● Problem to solve
Isolate every line in the records below with "filter" in it.

● The input
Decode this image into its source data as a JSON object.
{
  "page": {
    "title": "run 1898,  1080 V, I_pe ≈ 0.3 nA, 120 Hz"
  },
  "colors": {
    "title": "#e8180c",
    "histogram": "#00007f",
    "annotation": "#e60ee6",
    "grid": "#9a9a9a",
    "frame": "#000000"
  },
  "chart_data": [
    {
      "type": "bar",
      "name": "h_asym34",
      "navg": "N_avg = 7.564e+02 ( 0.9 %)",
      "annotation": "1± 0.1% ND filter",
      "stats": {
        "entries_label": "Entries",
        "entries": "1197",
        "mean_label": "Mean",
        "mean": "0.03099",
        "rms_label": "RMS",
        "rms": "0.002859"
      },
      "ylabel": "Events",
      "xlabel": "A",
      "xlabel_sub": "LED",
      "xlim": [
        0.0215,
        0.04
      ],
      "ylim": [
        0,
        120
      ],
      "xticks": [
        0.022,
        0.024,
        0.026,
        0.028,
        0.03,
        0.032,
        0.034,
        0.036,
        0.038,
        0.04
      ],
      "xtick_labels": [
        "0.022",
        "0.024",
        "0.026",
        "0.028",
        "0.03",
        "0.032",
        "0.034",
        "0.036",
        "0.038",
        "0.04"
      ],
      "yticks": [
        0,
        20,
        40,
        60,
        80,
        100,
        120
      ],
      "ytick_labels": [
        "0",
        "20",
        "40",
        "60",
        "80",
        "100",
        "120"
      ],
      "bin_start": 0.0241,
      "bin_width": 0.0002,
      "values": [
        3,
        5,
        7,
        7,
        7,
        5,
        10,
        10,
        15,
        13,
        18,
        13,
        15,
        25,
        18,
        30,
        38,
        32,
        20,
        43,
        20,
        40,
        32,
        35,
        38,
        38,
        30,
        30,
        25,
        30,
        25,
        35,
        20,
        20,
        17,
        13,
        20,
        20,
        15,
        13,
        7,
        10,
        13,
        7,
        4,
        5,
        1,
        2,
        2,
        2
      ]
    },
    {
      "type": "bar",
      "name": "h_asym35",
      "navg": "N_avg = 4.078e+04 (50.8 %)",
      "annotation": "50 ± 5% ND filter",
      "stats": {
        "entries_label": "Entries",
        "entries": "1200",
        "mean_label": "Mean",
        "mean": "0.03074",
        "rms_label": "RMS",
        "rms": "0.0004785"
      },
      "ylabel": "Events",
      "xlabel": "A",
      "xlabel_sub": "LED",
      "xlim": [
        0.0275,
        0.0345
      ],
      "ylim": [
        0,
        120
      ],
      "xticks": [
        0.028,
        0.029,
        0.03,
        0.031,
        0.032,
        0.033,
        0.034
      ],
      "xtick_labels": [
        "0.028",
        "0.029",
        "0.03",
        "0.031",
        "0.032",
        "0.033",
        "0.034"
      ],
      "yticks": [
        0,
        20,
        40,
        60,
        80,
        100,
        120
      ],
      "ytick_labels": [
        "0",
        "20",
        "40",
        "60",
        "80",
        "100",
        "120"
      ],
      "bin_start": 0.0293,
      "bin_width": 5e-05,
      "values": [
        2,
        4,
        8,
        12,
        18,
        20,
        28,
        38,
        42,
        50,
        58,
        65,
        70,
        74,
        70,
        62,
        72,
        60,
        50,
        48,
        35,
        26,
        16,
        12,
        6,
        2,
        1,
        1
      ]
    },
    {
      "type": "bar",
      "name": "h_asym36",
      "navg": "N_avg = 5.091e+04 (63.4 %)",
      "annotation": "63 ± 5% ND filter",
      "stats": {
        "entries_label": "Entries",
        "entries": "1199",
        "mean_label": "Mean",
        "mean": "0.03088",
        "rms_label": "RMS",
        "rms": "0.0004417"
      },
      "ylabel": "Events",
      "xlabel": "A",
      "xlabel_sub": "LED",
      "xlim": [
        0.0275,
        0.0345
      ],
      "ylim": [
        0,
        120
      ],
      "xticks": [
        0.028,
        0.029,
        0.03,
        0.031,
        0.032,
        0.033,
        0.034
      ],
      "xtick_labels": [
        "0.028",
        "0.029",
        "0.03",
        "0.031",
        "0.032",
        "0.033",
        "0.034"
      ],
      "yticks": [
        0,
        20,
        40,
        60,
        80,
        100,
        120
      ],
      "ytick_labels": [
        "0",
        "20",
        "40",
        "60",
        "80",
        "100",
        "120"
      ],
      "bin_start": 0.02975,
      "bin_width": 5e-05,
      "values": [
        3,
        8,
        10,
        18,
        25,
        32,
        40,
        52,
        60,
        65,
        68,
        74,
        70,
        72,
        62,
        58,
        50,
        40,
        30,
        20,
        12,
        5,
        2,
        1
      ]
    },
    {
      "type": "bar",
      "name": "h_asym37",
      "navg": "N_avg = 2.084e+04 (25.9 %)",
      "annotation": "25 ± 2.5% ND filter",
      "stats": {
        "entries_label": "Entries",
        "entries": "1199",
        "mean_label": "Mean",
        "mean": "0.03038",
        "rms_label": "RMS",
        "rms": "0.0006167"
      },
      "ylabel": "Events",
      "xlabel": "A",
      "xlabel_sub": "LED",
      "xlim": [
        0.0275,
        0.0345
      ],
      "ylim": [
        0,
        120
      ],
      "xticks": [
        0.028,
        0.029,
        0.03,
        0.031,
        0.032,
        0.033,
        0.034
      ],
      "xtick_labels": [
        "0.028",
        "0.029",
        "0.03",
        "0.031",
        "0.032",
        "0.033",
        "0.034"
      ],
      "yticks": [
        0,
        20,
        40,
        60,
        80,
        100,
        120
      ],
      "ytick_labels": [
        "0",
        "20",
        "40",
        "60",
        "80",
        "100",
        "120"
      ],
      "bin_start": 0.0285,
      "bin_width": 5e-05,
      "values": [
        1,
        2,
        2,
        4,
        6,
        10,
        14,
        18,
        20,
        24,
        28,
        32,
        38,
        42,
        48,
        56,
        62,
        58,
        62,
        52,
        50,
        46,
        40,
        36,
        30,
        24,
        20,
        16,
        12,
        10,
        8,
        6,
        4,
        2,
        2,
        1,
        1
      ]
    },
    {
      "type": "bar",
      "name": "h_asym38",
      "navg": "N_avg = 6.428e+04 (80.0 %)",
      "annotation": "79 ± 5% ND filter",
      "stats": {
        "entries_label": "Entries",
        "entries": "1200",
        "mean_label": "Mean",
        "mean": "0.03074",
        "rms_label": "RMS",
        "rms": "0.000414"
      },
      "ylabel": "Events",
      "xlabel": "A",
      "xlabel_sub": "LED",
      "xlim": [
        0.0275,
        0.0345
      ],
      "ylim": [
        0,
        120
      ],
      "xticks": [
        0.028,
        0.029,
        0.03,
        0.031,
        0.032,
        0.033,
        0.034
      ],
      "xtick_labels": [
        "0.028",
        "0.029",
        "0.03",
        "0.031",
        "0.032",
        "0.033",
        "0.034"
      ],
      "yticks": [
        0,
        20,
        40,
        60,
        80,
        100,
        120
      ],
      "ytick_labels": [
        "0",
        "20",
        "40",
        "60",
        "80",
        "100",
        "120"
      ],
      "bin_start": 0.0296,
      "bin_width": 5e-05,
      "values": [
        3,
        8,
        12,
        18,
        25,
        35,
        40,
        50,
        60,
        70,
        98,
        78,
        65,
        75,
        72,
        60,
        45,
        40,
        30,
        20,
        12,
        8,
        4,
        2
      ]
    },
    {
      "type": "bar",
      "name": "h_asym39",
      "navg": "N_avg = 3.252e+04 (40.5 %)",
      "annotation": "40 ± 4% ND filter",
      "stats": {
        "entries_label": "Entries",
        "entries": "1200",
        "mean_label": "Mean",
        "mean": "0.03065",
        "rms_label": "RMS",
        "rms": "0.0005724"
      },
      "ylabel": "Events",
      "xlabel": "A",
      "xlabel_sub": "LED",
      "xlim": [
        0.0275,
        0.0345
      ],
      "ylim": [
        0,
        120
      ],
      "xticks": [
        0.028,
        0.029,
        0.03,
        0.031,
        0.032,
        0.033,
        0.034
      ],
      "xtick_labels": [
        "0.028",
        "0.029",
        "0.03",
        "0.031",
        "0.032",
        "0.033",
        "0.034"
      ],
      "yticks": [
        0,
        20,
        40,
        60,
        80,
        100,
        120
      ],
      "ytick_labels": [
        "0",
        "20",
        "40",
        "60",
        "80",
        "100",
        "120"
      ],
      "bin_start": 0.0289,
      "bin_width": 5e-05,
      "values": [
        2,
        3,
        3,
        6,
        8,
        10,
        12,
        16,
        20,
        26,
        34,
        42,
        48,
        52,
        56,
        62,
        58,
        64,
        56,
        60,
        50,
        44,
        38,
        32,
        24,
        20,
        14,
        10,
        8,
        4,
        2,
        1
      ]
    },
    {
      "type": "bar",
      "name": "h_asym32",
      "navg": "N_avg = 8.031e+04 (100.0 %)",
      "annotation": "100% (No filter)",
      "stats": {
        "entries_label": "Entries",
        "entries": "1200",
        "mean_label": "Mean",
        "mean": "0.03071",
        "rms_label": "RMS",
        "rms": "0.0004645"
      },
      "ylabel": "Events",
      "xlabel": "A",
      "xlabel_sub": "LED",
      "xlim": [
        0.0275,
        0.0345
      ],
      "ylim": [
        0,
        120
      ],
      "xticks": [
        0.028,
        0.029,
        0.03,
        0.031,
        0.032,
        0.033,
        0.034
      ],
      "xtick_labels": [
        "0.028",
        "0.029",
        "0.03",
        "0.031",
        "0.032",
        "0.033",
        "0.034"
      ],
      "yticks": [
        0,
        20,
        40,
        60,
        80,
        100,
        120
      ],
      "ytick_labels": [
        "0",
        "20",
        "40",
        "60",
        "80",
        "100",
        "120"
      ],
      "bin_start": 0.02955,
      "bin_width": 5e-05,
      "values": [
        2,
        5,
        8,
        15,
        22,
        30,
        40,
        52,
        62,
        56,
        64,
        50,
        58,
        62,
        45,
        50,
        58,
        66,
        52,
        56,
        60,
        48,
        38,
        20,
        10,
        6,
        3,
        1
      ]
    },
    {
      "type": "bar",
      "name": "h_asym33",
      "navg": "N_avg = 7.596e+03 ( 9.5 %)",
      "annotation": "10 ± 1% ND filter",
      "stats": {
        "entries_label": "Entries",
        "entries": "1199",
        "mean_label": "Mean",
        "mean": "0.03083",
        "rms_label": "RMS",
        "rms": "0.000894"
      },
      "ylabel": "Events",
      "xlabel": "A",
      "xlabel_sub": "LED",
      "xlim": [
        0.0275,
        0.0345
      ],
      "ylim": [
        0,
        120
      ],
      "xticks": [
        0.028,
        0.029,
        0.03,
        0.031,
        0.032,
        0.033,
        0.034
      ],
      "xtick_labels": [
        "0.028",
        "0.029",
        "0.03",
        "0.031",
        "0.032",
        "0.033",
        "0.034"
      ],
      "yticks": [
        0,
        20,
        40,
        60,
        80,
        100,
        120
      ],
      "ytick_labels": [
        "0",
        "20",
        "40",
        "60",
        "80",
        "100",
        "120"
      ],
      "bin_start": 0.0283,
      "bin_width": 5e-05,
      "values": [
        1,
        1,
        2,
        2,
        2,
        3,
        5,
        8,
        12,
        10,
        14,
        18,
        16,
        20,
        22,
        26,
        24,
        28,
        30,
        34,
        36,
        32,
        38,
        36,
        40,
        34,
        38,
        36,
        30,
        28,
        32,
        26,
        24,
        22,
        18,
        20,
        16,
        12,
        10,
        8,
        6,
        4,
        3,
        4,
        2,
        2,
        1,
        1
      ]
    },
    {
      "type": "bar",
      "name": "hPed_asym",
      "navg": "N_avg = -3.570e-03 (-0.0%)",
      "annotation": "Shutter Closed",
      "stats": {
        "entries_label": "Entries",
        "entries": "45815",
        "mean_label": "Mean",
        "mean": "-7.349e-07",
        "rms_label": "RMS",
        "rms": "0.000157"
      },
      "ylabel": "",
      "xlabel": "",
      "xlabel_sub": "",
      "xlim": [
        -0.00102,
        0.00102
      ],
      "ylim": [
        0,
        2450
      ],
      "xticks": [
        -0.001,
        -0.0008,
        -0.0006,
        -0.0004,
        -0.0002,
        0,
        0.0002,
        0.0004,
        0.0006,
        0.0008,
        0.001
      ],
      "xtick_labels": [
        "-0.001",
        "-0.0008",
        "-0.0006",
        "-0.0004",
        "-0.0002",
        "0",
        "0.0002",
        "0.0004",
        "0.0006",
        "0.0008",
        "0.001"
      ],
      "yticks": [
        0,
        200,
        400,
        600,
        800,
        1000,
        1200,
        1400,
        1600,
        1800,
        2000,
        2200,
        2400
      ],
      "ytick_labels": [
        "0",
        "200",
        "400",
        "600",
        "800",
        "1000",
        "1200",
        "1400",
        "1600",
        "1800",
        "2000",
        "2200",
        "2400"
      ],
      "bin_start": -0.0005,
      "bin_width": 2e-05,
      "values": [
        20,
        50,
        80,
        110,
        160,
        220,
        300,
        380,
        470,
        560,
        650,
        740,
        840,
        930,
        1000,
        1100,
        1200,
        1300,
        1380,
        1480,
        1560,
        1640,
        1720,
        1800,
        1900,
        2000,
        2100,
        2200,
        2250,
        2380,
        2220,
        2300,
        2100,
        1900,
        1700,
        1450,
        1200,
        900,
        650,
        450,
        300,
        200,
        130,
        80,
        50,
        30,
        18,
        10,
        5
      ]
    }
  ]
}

● Exercise solution
      "annotation": "1± 0.1% ND filter",
      "annotation": "50 ± 5% ND filter",
      "annotation": "63 ± 5% ND filter",
      "annotation": "25 ± 2.5% ND filter",
      "annotation": "79 ± 5% ND filter",
      "annotation": "40 ± 4% ND filter",
      "annotation": "100% (No filter)",
      "annotation": "10 ± 1% ND filter",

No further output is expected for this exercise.